___ Source data ___
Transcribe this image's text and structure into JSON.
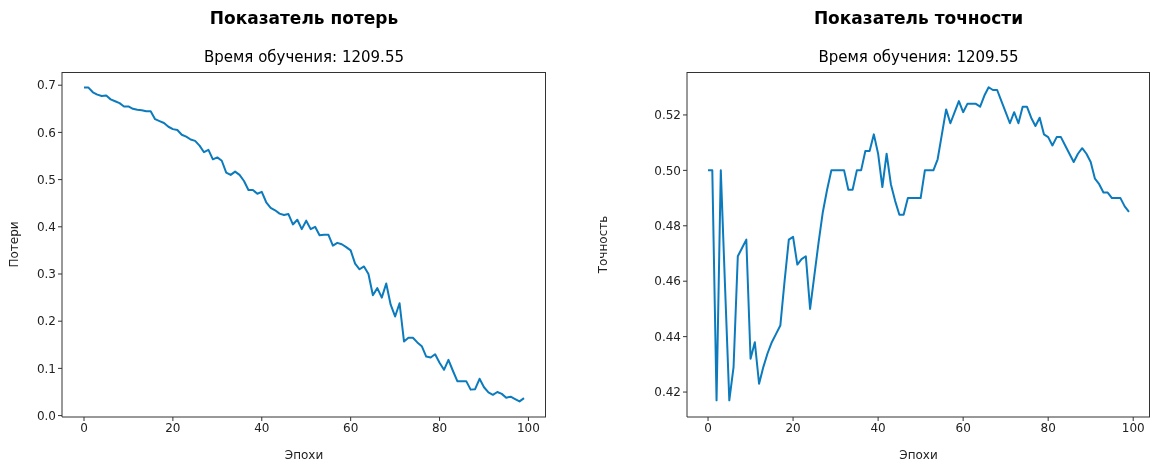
{
  "chart_data": [
    {
      "type": "line",
      "title": "Показатель потерь",
      "subtitle": "Время обучения: 1209.55",
      "xlabel": "Эпохи",
      "ylabel": "Потери",
      "x": [
        0,
        1,
        2,
        3,
        4,
        5,
        6,
        7,
        8,
        9,
        10,
        11,
        12,
        13,
        14,
        15,
        16,
        17,
        18,
        19,
        20,
        21,
        22,
        23,
        24,
        25,
        26,
        27,
        28,
        29,
        30,
        31,
        32,
        33,
        34,
        35,
        36,
        37,
        38,
        39,
        40,
        41,
        42,
        43,
        44,
        45,
        46,
        47,
        48,
        49,
        50,
        51,
        52,
        53,
        54,
        55,
        56,
        57,
        58,
        59,
        60,
        61,
        62,
        63,
        64,
        65,
        66,
        67,
        68,
        69,
        70,
        71,
        72,
        73,
        74,
        75,
        76,
        77,
        78,
        79,
        80,
        81,
        82,
        83,
        84,
        85,
        86,
        87,
        88,
        89,
        90,
        91,
        92,
        93,
        94,
        95,
        96,
        97,
        98,
        99
      ],
      "series": [
        {
          "color": "#0c7bbd",
          "values": [
            0.695,
            0.695,
            0.685,
            0.68,
            0.677,
            0.678,
            0.67,
            0.666,
            0.662,
            0.655,
            0.655,
            0.65,
            0.648,
            0.647,
            0.645,
            0.645,
            0.628,
            0.624,
            0.62,
            0.612,
            0.607,
            0.605,
            0.595,
            0.591,
            0.585,
            0.582,
            0.572,
            0.558,
            0.563,
            0.543,
            0.547,
            0.54,
            0.515,
            0.51,
            0.517,
            0.51,
            0.497,
            0.478,
            0.478,
            0.47,
            0.474,
            0.452,
            0.44,
            0.435,
            0.428,
            0.425,
            0.427,
            0.405,
            0.415,
            0.395,
            0.413,
            0.395,
            0.4,
            0.382,
            0.383,
            0.383,
            0.36,
            0.366,
            0.363,
            0.357,
            0.35,
            0.322,
            0.31,
            0.316,
            0.3,
            0.255,
            0.27,
            0.25,
            0.28,
            0.235,
            0.21,
            0.238,
            0.157,
            0.165,
            0.165,
            0.155,
            0.147,
            0.125,
            0.123,
            0.13,
            0.112,
            0.097,
            0.118,
            0.095,
            0.073,
            0.073,
            0.073,
            0.055,
            0.056,
            0.078,
            0.06,
            0.049,
            0.044,
            0.05,
            0.046,
            0.038,
            0.04,
            0.035,
            0.03,
            0.037
          ]
        }
      ],
      "xlim": [
        -4.95,
        103.95
      ],
      "xticks": [
        0,
        20,
        40,
        60,
        80,
        100
      ],
      "ylim": [
        -0.003,
        0.728
      ],
      "yticks": [
        {
          "value": 0,
          "label": "0.0"
        },
        0.1,
        0.2,
        0.3,
        0.4,
        0.5,
        0.6,
        0.7
      ],
      "grid": false,
      "legend": false
    },
    {
      "type": "line",
      "title": "Показатель точности",
      "subtitle": "Время обучения: 1209.55",
      "xlabel": "Эпохи",
      "ylabel": "Точность",
      "x": [
        0,
        1,
        2,
        3,
        4,
        5,
        6,
        7,
        8,
        9,
        10,
        11,
        12,
        13,
        14,
        15,
        16,
        17,
        18,
        19,
        20,
        21,
        22,
        23,
        24,
        25,
        26,
        27,
        28,
        29,
        30,
        31,
        32,
        33,
        34,
        35,
        36,
        37,
        38,
        39,
        40,
        41,
        42,
        43,
        44,
        45,
        46,
        47,
        48,
        49,
        50,
        51,
        52,
        53,
        54,
        55,
        56,
        57,
        58,
        59,
        60,
        61,
        62,
        63,
        64,
        65,
        66,
        67,
        68,
        69,
        70,
        71,
        72,
        73,
        74,
        75,
        76,
        77,
        78,
        79,
        80,
        81,
        82,
        83,
        84,
        85,
        86,
        87,
        88,
        89,
        90,
        91,
        92,
        93,
        94,
        95,
        96,
        97,
        98,
        99
      ],
      "series": [
        {
          "color": "#0c7bbd",
          "values": [
            0.5,
            0.5,
            0.417,
            0.5,
            0.458,
            0.417,
            0.429,
            0.469,
            0.472,
            0.475,
            0.432,
            0.438,
            0.423,
            0.429,
            0.434,
            0.438,
            0.441,
            0.444,
            0.46,
            0.475,
            0.476,
            0.466,
            0.468,
            0.469,
            0.45,
            0.462,
            0.474,
            0.485,
            0.493,
            0.5,
            0.5,
            0.5,
            0.5,
            0.493,
            0.493,
            0.5,
            0.5,
            0.507,
            0.507,
            0.513,
            0.506,
            0.494,
            0.506,
            0.495,
            0.489,
            0.484,
            0.484,
            0.49,
            0.49,
            0.49,
            0.49,
            0.5,
            0.5,
            0.5,
            0.504,
            0.513,
            0.522,
            0.517,
            0.521,
            0.525,
            0.521,
            0.524,
            0.524,
            0.524,
            0.523,
            0.527,
            0.53,
            0.529,
            0.529,
            0.525,
            0.521,
            0.517,
            0.521,
            0.517,
            0.523,
            0.523,
            0.519,
            0.516,
            0.519,
            0.513,
            0.512,
            0.509,
            0.512,
            0.512,
            0.509,
            0.506,
            0.503,
            0.506,
            0.508,
            0.506,
            0.503,
            0.497,
            0.495,
            0.492,
            0.492,
            0.49,
            0.49,
            0.49,
            0.487,
            0.485
          ]
        }
      ],
      "xlim": [
        -4.95,
        103.95
      ],
      "xticks": [
        0,
        20,
        40,
        60,
        80,
        100
      ],
      "ylim": [
        0.411,
        0.5355
      ],
      "yticks": [
        0.42,
        0.44,
        0.46,
        0.48,
        {
          "value": 0.5,
          "label": "0.50"
        },
        0.52
      ],
      "grid": false,
      "legend": false
    }
  ]
}
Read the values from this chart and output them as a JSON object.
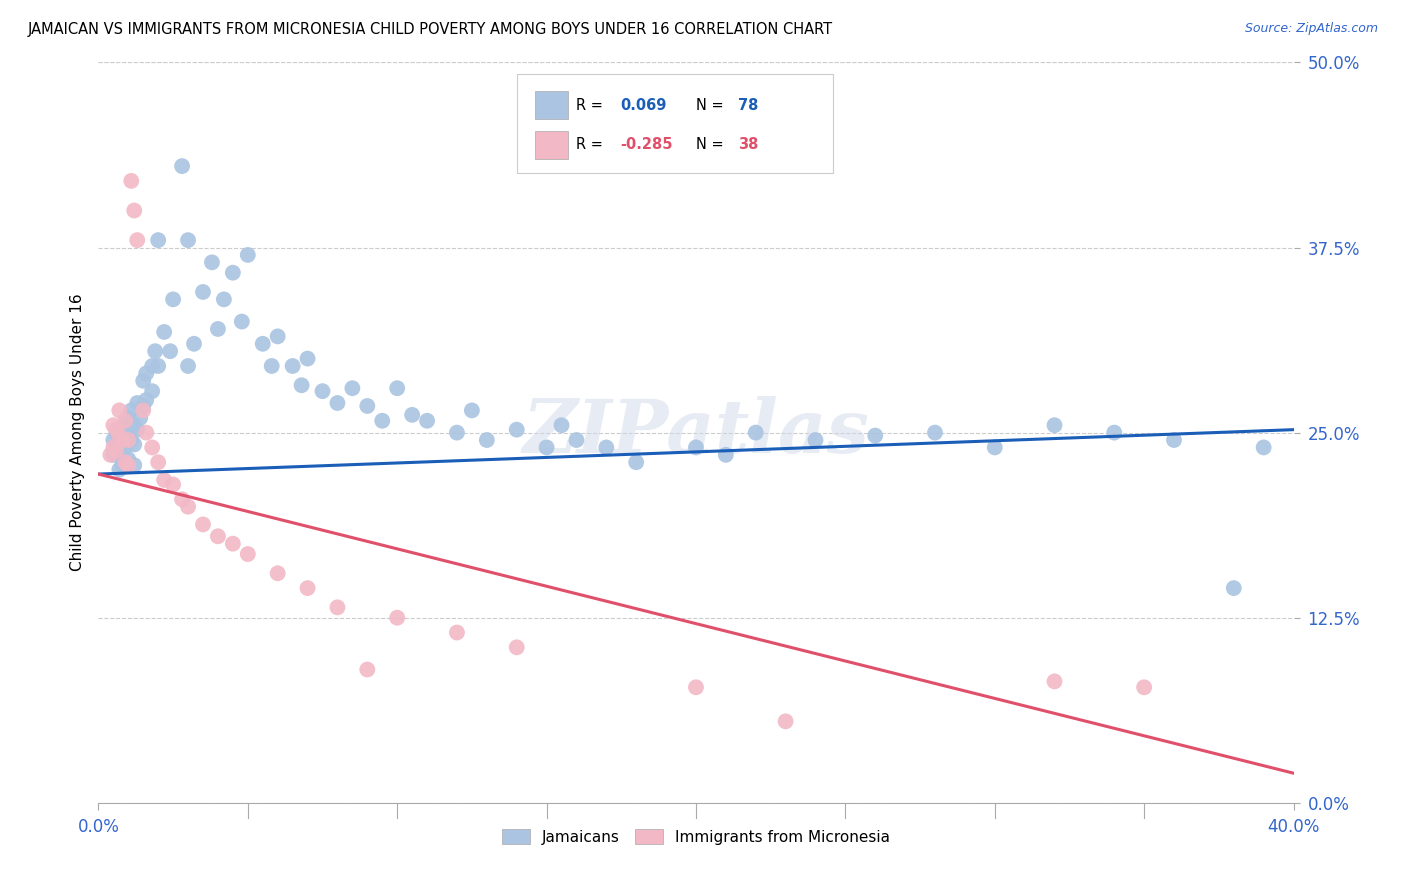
___
**Do this:** Each entry above is to be written out again unchanged, apart from the pictures, which are left out.

**Solved problem:**
Transcribe this image's text and structure into JSON.
{
  "chart_data": [
    {
      "type": "line",
      "title": "Показатель потерь",
      "subtitle": "Время обучения: 1209.55",
      "xlabel": "Эпохи",
      "ylabel": "Потери",
      "x": [
        0,
        1,
        2,
        3,
        4,
        5,
        6,
        7,
        8,
        9,
        10,
        11,
        12,
        13,
        14,
        15,
        16,
        17,
        18,
        19,
        20,
        21,
        22,
        23,
        24,
        25,
        26,
        27,
        28,
        29,
        30,
        31,
        32,
        33,
        34,
        35,
        36,
        37,
        38,
        39,
        40,
        41,
        42,
        43,
        44,
        45,
        46,
        47,
        48,
        49,
        50,
        51,
        52,
        53,
        54,
        55,
        56,
        57,
        58,
        59,
        60,
        61,
        62,
        63,
        64,
        65,
        66,
        67,
        68,
        69,
        70,
        71,
        72,
        73,
        74,
        75,
        76,
        77,
        78,
        79,
        80,
        81,
        82,
        83,
        84,
        85,
        86,
        87,
        88,
        89,
        90,
        91,
        92,
        93,
        94,
        95,
        96,
        97,
        98,
        99
      ],
      "series": [
        {
          "color": "#0c7bbd",
          "values": [
            0.695,
            0.695,
            0.685,
            0.68,
            0.677,
            0.678,
            0.67,
            0.666,
            0.662,
            0.655,
            0.655,
            0.65,
            0.648,
            0.647,
            0.645,
            0.645,
            0.628,
            0.624,
            0.62,
            0.612,
            0.607,
            0.605,
            0.595,
            0.591,
            0.585,
            0.582,
            0.572,
            0.558,
            0.563,
            0.543,
            0.547,
            0.54,
            0.515,
            0.51,
            0.517,
            0.51,
            0.497,
            0.478,
            0.478,
            0.47,
            0.474,
            0.452,
            0.44,
            0.435,
            0.428,
            0.425,
            0.427,
            0.405,
            0.415,
            0.395,
            0.413,
            0.395,
            0.4,
            0.382,
            0.383,
            0.383,
            0.36,
            0.366,
            0.363,
            0.357,
            0.35,
            0.322,
            0.31,
            0.316,
            0.3,
            0.255,
            0.27,
            0.25,
            0.28,
            0.235,
            0.21,
            0.238,
            0.157,
            0.165,
            0.165,
            0.155,
            0.147,
            0.125,
            0.123,
            0.13,
            0.112,
            0.097,
            0.118,
            0.095,
            0.073,
            0.073,
            0.073,
            0.055,
            0.056,
            0.078,
            0.06,
            0.049,
            0.044,
            0.05,
            0.046,
            0.038,
            0.04,
            0.035,
            0.03,
            0.037
          ]
        }
      ],
      "xlim": [
        -4.95,
        103.95
      ],
      "xticks": [
        0,
        20,
        40,
        60,
        80,
        100
      ],
      "ylim": [
        -0.003,
        0.728
      ],
      "yticks": [
        {
          "value": 0,
          "label": "0.0"
        },
        0.1,
        0.2,
        0.3,
        0.4,
        0.5,
        0.6,
        0.7
      ],
      "grid": false,
      "legend": false
    },
    {
      "type": "line",
      "title": "Показатель точности",
      "subtitle": "Время обучения: 1209.55",
      "xlabel": "Эпохи",
      "ylabel": "Точность",
      "x": [
        0,
        1,
        2,
        3,
        4,
        5,
        6,
        7,
        8,
        9,
        10,
        11,
        12,
        13,
        14,
        15,
        16,
        17,
        18,
        19,
        20,
        21,
        22,
        23,
        24,
        25,
        26,
        27,
        28,
        29,
        30,
        31,
        32,
        33,
        34,
        35,
        36,
        37,
        38,
        39,
        40,
        41,
        42,
        43,
        44,
        45,
        46,
        47,
        48,
        49,
        50,
        51,
        52,
        53,
        54,
        55,
        56,
        57,
        58,
        59,
        60,
        61,
        62,
        63,
        64,
        65,
        66,
        67,
        68,
        69,
        70,
        71,
        72,
        73,
        74,
        75,
        76,
        77,
        78,
        79,
        80,
        81,
        82,
        83,
        84,
        85,
        86,
        87,
        88,
        89,
        90,
        91,
        92,
        93,
        94,
        95,
        96,
        97,
        98,
        99
      ],
      "series": [
        {
          "color": "#0c7bbd",
          "values": [
            0.5,
            0.5,
            0.417,
            0.5,
            0.458,
            0.417,
            0.429,
            0.469,
            0.472,
            0.475,
            0.432,
            0.438,
            0.423,
            0.429,
            0.434,
            0.438,
            0.441,
            0.444,
            0.46,
            0.475,
            0.476,
            0.466,
            0.468,
            0.469,
            0.45,
            0.462,
            0.474,
            0.485,
            0.493,
            0.5,
            0.5,
            0.5,
            0.5,
            0.493,
            0.493,
            0.5,
            0.5,
            0.507,
            0.507,
            0.513,
            0.506,
            0.494,
            0.506,
            0.495,
            0.489,
            0.484,
            0.484,
            0.49,
            0.49,
            0.49,
            0.49,
            0.5,
            0.5,
            0.5,
            0.504,
            0.513,
            0.522,
            0.517,
            0.521,
            0.525,
            0.521,
            0.524,
            0.524,
            0.524,
            0.523,
            0.527,
            0.53,
            0.529,
            0.529,
            0.525,
            0.521,
            0.517,
            0.521,
            0.517,
            0.523,
            0.523,
            0.519,
            0.516,
            0.519,
            0.513,
            0.512,
            0.509,
            0.512,
            0.512,
            0.509,
            0.506,
            0.503,
            0.506,
            0.508,
            0.506,
            0.503,
            0.497,
            0.495,
            0.492,
            0.492,
            0.49,
            0.49,
            0.49,
            0.487,
            0.485
          ]
        }
      ],
      "xlim": [
        -4.95,
        103.95
      ],
      "xticks": [
        0,
        20,
        40,
        60,
        80,
        100
      ],
      "ylim": [
        0.411,
        0.5355
      ],
      "yticks": [
        0.42,
        0.44,
        0.46,
        0.48,
        {
          "value": 0.5,
          "label": "0.50"
        },
        0.52
      ],
      "grid": false,
      "legend": false
    }
  ]
}
Read the values from this chart and output them as a JSON object.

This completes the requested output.